→ Выбранный отрывок:
Экономика национальной гордости
Большой театр как корпорация
С точки зрения экономической науки Большой театр — исключительно интересное предприятие. Экономика национальных символов необычна сама по себе, поскольку речь идет о работе на стыке экономики, политики, культуры, международных отношений и социального воображения. Это хореография очень высокой сложности, все движения в которой должны быть продуманы, и движения средств по счетам в том числе.
То, насколько Большой театр дорог государству как символ национальной культуры, к дензнакам не сводится
Фото: Павел Лисицын / РИА Новости
То, насколько Большой театр дорог государству как символ национальной культуры, к дензнакам не сводится
Фото: Павел Лисицын / РИА Новости
Экономика символов
Экономисты не любят разговоров о национальных символах. Любое обсуждение того, какое место в национальной экономике занимают Эйфелева башня, статуя Спасителя в Рио-де-Жанейро, императорский сад в Токио или, например, Национальная галерея в Лондоне, сталкивается с плохо разрешимыми противоречиями. С одной стороны, обычно речь идет о предприятии, подчиняющемся стандартным экономическим законам. Если это театр, он должен содержать труппу и сцены, иметь и терять популярность в конкуренции с другими предприятиями культурного рынка, терпеть убытки и зарабатывать прибыли, подсчитывать баланс, сводить концы с концами и устраивать свою жизнь так, как в этой экономике принято вести свою жизнь любому театру этой страны.
С другой стороны, то, что Большой театр для России — наряду с Московским Кремлем, Эрмитажем и Третьяковской галереей — один из национальных символов, это во многом характеристика национальной культуры. И это важно. Большой на протяжении многих десятилетий символ ассоциации России и классической культуры. В том числе России как экономики.
На уровне национальных символов вопросы культуры, торговли, финансов, дипломатии, а иногда и политического устройства сливаются в единый конгломерат.
Но как работает эта связь, что получает национальная экономика от наличия в ней такого символа и что страна (а значит, и ее экономика) теряла бы, если бы в Москве не было Большого театра? Проще всего это описать в терминах «производственной функции Леонтьева». Выдающийся экономист Василий Леонтьев в свое время обратил внимание на то, что производство любого продукта может быть ограничено дефицитом одной относительно небольшой, но необходимой составляющей. Вы можете выпускать сколько угодно комплектующих для автомобилей, но без производства автомобильных рулей, самих по себе не стоящих почти ничего, это не имеет смысла — готового автомобиля не выйдет.

→ Фрагменты записей:

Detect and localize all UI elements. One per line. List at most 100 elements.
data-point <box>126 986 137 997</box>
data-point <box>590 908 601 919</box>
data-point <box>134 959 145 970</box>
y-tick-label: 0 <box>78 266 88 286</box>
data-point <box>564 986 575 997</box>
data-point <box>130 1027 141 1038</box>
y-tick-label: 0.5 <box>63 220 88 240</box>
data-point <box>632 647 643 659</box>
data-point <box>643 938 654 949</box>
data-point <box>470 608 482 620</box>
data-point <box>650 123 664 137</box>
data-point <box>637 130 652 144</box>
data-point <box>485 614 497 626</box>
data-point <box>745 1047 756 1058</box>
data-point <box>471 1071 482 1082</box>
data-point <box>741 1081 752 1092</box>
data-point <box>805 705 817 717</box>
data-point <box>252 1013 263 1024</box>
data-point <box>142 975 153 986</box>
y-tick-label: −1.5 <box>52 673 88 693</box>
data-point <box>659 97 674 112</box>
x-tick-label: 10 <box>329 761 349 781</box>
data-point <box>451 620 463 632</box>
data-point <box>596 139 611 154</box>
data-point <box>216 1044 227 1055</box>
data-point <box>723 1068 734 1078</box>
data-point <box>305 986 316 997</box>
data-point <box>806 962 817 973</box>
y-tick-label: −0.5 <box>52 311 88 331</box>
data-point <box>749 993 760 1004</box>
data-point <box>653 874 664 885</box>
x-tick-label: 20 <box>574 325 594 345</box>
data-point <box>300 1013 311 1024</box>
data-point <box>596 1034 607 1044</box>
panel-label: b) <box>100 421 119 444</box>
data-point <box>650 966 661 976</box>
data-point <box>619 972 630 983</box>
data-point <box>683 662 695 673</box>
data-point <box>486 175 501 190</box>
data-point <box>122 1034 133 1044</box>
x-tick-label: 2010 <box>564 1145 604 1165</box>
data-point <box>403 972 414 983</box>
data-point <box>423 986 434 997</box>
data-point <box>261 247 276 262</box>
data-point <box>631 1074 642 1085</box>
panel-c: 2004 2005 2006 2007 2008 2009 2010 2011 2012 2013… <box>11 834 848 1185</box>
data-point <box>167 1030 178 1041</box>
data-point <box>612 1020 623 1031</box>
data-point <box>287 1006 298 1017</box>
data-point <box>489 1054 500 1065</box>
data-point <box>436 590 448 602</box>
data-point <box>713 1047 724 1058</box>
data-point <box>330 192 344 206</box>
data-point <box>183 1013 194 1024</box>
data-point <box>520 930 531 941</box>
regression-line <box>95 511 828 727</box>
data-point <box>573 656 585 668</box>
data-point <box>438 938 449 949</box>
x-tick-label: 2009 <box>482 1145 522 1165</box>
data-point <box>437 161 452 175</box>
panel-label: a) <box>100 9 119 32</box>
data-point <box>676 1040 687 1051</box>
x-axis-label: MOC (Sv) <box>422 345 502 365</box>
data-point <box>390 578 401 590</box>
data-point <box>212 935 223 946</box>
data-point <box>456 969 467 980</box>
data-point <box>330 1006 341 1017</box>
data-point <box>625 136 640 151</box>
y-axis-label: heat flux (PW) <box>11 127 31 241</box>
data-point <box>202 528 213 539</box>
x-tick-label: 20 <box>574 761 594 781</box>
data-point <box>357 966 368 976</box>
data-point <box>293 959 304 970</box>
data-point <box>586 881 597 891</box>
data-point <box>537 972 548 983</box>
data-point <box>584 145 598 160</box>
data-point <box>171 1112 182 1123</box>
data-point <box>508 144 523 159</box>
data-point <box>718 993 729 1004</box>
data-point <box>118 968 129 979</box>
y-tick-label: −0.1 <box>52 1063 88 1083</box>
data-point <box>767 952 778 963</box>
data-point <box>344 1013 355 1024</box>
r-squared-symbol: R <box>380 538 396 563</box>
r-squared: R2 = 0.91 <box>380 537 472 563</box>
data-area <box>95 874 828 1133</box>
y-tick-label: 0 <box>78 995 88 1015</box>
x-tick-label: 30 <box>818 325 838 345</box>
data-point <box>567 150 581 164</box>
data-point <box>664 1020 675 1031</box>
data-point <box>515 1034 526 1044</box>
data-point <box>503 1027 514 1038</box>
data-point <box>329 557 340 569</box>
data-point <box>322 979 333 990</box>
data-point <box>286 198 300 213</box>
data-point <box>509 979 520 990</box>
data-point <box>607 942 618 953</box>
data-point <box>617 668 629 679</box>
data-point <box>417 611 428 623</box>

→ Задача: Подхватите текст об экономике Большого театра и напишите продолжение, начиная сразу после его последнего предложения.

→ Результат:
Большой театр как национальный символ в каком-то смысле напоминает эту схему: без него Россия как страна (а значит, и Россия как экономика) была бы другой, скажем классом ниже. Страна, в которой есть Большой театр, воспринимается как экономический партнер несколько другого масштаба. Это отражается — хотя порой очень сложным и косвенным образом — во всем, от переговорной силы компаний из России в конкретных контрактах до котировок госдолга. И здесь экономистам приходится признавать: национальные символы — это значимо и на российских купюрах Большой театр изображен не случайно.
Роль культуры в экономических отношениях относительно слабо изучена современной экономической наукой. Тем не менее у Большого театра как национального символа есть свои особенности. Среди них и та неуловимая, что заключена в его названии: это действительно большой театр. Его постановки дороги, его интерьер обязан производить впечатление, он обязан тратить огромные ресурсы на безупречность.
В известном смысле Большой — заложник статуса национальной драгоценности: для того чтобы играть свою роль в том числе и в экономическом смысле, он должен во многих случаях отставить чисто экономическую логику действий.
Символ есть символ, в нем невозможно заменить пластиком и светодиодами бронзу, мрамор и хрустальные светильники, хотя это экономически оправданно.
Фуэте миллиардов
Все это может довести экономиста до головной боли. Подсчитать в виде доли ВВП, в процентах от бюджетных расходов в соотношении к налоговым и таможенным доходам или даже в рублях общеэкономических прибылей и убытков значение Большого театра для экономики России едва ли возможно. Тем не менее два с половиной века существования Большого при очень разном состоянии и устройстве экономики России демонстрируют, что он — неотъемлемая часть этой экономики.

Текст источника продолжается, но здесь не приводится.